Passage shown:
********

Staines Town
- Full name: Staines Town Football Club
- Nickname: The Swans
- Founded: 1892
- Ground: Wheatsheaf Park
- Capacity: 3,002
- Owner: Fulcrum Sports Investments
| Home colours |

= Staines Town F.C. =

English football club

Staines Town Football Club is a football club based in Staines-upon-Thames, Surrey. Founded in 1892, it last competed in the Isthmian League until 2022, when the limited company that operated it was wound up. In 2023 Spelthorne Borough Council's Planning Committee declined to accept that the club had ceased to exist.

==History==

===Early days===
Staines Town FC was founded in 1892 and was known under various names including Staines F.C.,Staines Albany F.C., 'Staines Lagonda F.C.', and 'Staines Town F.C.', until it folded in 1935. However, prior to World War II the club re-formed as Staines Vale.

In 1953 Staines Town were founder members of the Hellenic League, where they finished runners-up in 1956. In 1958 they joined the Spartan League and won the title two years later. After finishing second in 1971, Staines Town advanced to the Athenian League, where they won the Second Division title at the first attempt, amassing a record number of points.

===Isthmian League===
The club were elected to the new Isthmian League Division One in 1973. In their second season, the club finished top and were promoted to the Premier Division. In a nine-year stay, the club's best finish was fourth. However, a ground grading ruling meant that the club were demoted in 1984. The club bounced back five years later only for its Premier Division status to be lost again in 1993 when the club were relegated for the first time in 63 years. Again the club were promoted in 1996 and again it was quickly lost, with the club returning to Division One after only a year.

********

Requirement 1:
In the Staines Town article, which league did the club help found in 1953?
Requirement 2:
Retype the Staines Town article from "Staines Town Football Club is" to "as Staines Vale.".

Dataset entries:
********

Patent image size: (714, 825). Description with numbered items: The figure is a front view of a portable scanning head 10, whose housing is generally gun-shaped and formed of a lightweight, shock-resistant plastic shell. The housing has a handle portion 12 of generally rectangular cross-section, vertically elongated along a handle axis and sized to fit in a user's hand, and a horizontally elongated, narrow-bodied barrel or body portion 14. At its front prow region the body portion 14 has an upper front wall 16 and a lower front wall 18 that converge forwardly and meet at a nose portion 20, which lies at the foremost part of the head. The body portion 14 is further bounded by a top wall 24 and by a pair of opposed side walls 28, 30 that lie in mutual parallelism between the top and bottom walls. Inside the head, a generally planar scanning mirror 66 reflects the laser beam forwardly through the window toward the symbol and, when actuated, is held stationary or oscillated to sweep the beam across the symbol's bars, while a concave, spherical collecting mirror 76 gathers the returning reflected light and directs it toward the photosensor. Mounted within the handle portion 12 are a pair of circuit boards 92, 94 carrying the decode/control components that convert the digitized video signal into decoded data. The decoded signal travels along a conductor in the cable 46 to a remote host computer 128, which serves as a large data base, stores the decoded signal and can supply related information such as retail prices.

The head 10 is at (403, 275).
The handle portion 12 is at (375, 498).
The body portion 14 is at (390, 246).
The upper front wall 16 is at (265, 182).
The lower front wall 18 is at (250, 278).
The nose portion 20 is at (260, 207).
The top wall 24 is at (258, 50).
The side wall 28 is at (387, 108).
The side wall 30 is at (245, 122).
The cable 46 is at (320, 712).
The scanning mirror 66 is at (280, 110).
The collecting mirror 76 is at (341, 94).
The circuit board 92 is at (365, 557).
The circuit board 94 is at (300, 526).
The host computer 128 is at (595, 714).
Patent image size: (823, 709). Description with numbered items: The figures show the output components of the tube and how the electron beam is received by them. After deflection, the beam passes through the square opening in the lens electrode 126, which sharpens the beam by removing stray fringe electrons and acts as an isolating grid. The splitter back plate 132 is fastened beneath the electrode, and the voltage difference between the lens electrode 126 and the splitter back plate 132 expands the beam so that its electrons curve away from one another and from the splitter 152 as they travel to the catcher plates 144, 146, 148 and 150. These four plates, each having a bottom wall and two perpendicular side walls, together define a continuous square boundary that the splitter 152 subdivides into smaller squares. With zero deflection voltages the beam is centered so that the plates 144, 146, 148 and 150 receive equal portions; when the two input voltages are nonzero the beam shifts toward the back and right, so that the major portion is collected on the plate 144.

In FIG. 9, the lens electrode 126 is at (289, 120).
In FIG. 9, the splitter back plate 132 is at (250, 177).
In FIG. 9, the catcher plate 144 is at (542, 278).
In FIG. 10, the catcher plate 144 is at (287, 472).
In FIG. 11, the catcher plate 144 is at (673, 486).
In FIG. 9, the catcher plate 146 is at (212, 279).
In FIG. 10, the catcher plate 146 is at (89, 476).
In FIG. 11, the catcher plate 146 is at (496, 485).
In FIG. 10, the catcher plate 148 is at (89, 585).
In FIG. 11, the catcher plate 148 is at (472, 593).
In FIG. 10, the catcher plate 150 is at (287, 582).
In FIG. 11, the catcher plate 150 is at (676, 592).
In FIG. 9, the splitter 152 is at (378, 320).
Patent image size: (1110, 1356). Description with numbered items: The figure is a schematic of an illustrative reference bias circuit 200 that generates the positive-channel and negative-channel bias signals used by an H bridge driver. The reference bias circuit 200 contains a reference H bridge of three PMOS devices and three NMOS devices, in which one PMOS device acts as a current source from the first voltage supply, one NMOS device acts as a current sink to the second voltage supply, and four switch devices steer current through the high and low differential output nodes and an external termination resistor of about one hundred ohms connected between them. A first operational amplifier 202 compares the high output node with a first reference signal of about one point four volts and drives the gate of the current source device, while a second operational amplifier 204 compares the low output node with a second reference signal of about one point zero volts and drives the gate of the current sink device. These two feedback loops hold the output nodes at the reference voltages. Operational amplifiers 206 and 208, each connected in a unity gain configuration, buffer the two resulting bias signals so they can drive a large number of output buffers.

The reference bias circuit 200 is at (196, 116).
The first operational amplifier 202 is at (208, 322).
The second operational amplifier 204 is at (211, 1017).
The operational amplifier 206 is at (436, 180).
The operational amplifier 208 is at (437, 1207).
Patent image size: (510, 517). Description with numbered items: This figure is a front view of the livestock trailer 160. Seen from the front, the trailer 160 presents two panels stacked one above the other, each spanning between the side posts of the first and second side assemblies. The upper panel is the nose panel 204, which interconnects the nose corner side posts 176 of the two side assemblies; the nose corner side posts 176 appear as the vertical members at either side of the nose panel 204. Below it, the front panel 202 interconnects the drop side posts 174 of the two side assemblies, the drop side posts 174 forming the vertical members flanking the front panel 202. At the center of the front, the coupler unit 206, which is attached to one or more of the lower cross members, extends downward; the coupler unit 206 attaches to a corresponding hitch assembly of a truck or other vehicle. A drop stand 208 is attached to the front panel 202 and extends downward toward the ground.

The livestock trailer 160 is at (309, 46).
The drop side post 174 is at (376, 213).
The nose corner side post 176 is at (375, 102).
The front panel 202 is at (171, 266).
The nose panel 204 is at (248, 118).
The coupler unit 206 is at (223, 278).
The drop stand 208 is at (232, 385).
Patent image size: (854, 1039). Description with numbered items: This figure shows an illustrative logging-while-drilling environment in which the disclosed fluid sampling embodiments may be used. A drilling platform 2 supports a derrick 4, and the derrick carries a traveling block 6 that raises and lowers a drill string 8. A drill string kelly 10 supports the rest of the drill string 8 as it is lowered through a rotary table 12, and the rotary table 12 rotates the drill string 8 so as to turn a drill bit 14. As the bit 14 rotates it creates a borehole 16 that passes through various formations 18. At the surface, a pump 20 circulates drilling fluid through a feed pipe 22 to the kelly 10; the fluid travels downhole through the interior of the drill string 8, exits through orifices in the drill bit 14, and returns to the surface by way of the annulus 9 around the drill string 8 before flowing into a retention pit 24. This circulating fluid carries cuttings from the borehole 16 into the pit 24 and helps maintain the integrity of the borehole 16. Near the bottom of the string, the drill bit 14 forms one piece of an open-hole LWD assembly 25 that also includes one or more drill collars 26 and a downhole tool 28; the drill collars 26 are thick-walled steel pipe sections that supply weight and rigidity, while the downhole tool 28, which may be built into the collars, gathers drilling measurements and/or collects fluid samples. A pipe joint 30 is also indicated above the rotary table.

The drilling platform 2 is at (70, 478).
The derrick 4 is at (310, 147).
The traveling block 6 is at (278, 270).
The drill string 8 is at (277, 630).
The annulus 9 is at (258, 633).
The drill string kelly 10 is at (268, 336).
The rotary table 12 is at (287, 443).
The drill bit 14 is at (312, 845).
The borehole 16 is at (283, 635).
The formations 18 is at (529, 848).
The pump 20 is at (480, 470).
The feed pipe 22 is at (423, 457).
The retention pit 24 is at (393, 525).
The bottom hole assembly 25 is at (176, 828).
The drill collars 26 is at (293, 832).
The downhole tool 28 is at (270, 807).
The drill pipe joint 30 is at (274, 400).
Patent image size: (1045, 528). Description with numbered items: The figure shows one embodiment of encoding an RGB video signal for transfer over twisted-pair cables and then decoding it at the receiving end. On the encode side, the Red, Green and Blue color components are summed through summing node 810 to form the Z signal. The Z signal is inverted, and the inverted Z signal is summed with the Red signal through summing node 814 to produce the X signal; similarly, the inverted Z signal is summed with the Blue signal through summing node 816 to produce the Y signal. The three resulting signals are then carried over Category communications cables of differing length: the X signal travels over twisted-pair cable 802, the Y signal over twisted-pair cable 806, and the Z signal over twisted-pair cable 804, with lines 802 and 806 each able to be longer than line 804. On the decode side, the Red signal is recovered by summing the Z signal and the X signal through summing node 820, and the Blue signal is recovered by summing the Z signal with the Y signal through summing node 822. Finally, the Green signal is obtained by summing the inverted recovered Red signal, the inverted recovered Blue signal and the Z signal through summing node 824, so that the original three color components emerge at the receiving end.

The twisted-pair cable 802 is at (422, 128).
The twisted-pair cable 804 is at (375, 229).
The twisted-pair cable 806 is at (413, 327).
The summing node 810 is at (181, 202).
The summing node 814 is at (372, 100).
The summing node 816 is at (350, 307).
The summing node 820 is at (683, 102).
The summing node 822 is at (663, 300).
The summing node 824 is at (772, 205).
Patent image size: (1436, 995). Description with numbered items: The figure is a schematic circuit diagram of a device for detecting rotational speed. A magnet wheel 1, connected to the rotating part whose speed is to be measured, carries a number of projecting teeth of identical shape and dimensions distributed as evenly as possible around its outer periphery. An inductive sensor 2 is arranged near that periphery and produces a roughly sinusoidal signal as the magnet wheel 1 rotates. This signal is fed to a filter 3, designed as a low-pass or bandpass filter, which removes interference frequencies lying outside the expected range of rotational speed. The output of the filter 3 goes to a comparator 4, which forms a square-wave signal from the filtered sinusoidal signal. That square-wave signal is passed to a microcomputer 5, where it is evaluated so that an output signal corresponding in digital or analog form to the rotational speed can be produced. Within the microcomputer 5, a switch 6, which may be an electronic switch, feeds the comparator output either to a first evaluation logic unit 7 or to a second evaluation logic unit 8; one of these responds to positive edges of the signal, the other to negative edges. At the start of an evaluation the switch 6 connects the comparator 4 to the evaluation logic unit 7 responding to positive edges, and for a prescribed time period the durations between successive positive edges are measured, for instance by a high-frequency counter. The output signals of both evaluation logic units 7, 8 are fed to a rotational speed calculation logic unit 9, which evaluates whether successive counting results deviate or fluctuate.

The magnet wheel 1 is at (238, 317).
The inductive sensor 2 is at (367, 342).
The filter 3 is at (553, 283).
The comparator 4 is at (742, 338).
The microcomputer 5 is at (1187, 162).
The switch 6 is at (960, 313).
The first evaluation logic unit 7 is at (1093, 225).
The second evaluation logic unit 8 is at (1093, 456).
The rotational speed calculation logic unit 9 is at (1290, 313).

********

Task solution 1:
The Hellenic League

Task solution 2:
Staines Town Football Club is a football club based in Staines-upon-Thames, Surrey. Founded in 1892, it last competed in the Isthmian League until 2022, when the limited company that operated it was wound up. In 2023 Spelthorne Borough Council's Planning Committee declined to accept that the club had ceased to exist.

==History==

===Early days===
Staines Town FC was founded in 1892 and was known under various names including Staines F.C.,Staines Albany F.C., 'Staines Lagonda F.C.', and 'Staines Town F.C.', until it folded in 1935. However, prior to World War II the club re-formed as Staines Vale.